Data lines:
— Begin —
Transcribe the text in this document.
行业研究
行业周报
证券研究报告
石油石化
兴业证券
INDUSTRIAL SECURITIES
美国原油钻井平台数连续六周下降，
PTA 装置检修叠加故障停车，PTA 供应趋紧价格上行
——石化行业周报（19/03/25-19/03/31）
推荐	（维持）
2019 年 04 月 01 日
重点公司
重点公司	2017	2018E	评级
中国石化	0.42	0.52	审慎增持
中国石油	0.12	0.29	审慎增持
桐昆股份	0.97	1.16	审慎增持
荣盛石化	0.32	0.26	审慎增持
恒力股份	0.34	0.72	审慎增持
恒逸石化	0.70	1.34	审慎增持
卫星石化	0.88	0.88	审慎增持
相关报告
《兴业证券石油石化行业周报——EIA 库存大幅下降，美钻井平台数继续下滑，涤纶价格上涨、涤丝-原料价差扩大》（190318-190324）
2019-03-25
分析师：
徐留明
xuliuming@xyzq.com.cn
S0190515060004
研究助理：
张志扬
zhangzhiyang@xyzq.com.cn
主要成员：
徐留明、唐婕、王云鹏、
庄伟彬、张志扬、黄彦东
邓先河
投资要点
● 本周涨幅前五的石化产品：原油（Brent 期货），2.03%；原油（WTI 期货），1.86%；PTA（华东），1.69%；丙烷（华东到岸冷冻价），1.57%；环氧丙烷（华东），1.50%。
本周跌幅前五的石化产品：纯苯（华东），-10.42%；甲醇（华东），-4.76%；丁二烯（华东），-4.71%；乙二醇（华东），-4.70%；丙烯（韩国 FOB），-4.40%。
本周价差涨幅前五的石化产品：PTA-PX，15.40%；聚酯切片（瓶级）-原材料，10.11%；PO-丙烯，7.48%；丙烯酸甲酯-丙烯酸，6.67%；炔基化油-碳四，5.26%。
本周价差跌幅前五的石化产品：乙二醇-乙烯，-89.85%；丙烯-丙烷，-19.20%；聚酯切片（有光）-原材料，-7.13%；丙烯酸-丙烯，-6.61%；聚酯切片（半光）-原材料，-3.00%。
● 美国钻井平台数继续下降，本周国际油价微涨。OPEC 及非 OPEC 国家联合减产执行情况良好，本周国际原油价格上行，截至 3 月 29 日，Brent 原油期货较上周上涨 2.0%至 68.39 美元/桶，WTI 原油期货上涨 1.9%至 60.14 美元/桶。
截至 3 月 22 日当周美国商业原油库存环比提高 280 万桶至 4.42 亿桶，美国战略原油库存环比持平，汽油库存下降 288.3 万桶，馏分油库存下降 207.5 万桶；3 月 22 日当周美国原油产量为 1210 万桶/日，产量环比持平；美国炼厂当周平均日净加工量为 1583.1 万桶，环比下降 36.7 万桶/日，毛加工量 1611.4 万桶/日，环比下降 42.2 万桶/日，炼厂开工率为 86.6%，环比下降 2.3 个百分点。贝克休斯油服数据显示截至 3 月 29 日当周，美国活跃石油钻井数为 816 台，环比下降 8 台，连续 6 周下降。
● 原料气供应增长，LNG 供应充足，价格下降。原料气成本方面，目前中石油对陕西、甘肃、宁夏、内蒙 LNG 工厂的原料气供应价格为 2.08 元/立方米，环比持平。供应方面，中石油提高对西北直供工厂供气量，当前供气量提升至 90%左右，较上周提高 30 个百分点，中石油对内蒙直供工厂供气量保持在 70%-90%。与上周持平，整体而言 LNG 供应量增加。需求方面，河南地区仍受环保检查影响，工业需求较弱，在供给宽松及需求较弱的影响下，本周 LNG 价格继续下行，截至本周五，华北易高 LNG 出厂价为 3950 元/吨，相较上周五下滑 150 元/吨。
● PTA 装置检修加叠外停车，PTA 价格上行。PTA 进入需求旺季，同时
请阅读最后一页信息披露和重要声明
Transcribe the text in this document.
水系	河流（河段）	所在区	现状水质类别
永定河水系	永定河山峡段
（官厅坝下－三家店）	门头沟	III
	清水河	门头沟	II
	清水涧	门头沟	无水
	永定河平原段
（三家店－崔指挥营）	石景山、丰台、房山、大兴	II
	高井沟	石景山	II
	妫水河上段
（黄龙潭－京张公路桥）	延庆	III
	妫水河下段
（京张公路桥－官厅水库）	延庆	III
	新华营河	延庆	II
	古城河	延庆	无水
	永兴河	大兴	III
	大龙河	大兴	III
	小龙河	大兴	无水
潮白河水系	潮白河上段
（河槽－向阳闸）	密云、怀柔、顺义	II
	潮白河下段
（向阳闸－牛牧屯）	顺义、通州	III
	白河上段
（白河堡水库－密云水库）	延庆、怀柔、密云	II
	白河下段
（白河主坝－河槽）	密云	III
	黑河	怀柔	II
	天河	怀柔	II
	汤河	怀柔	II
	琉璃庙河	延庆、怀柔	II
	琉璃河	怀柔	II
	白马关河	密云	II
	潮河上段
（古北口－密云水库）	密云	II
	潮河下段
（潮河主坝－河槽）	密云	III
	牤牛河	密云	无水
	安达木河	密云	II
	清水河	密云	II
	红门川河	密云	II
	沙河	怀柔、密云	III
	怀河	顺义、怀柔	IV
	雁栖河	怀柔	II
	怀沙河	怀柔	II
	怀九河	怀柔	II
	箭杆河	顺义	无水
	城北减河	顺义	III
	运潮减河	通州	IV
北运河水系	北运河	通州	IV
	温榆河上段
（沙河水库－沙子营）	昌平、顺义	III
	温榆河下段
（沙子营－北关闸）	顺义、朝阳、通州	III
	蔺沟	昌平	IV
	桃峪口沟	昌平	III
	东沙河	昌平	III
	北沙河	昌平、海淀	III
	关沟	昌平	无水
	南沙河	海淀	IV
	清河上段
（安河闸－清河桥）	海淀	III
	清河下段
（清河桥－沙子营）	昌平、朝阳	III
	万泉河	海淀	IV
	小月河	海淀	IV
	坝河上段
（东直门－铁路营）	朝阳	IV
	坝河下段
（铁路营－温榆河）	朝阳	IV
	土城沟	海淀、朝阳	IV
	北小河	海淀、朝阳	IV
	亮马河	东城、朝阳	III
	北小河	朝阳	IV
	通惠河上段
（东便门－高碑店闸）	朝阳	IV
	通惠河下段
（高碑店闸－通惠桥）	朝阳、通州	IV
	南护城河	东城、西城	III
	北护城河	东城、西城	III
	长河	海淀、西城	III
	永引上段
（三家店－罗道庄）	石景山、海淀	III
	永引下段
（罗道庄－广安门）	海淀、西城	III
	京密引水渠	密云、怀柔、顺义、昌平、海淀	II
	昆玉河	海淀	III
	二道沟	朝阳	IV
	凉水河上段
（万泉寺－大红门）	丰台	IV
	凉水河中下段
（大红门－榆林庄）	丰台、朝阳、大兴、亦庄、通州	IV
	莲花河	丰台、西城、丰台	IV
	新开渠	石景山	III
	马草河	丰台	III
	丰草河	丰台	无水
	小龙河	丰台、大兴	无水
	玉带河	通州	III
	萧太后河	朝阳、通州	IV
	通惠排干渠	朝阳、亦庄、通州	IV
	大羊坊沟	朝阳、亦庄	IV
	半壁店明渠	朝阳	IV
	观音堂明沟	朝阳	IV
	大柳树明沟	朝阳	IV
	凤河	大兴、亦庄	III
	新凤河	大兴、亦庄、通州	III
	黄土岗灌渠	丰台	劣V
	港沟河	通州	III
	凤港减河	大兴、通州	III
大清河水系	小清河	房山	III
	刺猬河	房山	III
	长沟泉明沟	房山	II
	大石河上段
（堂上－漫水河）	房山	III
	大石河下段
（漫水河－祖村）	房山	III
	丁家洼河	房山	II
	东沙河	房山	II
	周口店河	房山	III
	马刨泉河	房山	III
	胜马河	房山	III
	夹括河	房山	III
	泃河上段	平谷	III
— End —
Exercise goal: Read the entries above, then pull out the lines that include "聚酯切片".

Correct response:
本周价差涨幅前五的石化产品：PTA-PX，15.40%；聚酯切片（瓶级）-原材料，10.11%；PO-丙烯，7.48%；丙烯酸甲酯-丙烯酸，6.67%；炔基化油-碳四，5.26%。
本周价差跌幅前五的石化产品：乙二醇-乙烯，-89.85%；丙烯-丙烷，-19.20%；聚酯切片（有光）-原材料，-7.13%；丙烯酸-丙烯，-6.61%；聚酯切片（半光）-原材料，-3.00%。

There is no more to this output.